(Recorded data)

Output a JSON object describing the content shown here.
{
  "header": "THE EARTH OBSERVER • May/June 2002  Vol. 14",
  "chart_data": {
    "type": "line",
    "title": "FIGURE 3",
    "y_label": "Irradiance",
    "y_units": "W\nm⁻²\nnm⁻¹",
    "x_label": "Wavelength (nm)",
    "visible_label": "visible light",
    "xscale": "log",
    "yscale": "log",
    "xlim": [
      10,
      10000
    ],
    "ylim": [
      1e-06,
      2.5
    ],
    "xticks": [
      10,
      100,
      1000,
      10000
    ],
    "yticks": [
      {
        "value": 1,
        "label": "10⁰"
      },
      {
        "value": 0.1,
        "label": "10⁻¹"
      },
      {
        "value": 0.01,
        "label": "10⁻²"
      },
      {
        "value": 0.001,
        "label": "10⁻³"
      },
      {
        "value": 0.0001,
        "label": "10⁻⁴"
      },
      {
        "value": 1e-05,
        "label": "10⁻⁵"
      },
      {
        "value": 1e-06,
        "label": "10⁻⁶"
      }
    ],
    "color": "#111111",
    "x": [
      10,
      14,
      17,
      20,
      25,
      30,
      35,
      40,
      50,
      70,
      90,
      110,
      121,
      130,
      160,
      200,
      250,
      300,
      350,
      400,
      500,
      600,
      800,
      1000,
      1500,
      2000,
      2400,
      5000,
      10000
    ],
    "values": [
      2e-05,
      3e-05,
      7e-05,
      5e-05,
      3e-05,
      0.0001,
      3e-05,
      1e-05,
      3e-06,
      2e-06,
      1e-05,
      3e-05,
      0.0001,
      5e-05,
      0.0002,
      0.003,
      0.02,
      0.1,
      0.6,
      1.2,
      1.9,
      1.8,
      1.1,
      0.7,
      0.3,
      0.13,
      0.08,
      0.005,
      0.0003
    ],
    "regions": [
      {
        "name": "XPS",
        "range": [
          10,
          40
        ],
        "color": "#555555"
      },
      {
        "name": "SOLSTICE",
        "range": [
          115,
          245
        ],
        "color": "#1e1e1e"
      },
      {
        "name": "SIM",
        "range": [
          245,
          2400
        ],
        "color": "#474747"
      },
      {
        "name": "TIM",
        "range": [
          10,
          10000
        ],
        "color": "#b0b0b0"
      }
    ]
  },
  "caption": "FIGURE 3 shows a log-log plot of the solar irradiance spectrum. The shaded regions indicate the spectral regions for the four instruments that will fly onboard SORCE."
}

# Short task:
Lines containing the string "regions" should be counted; reply with their number and nothing more.

# Answer to this task:
2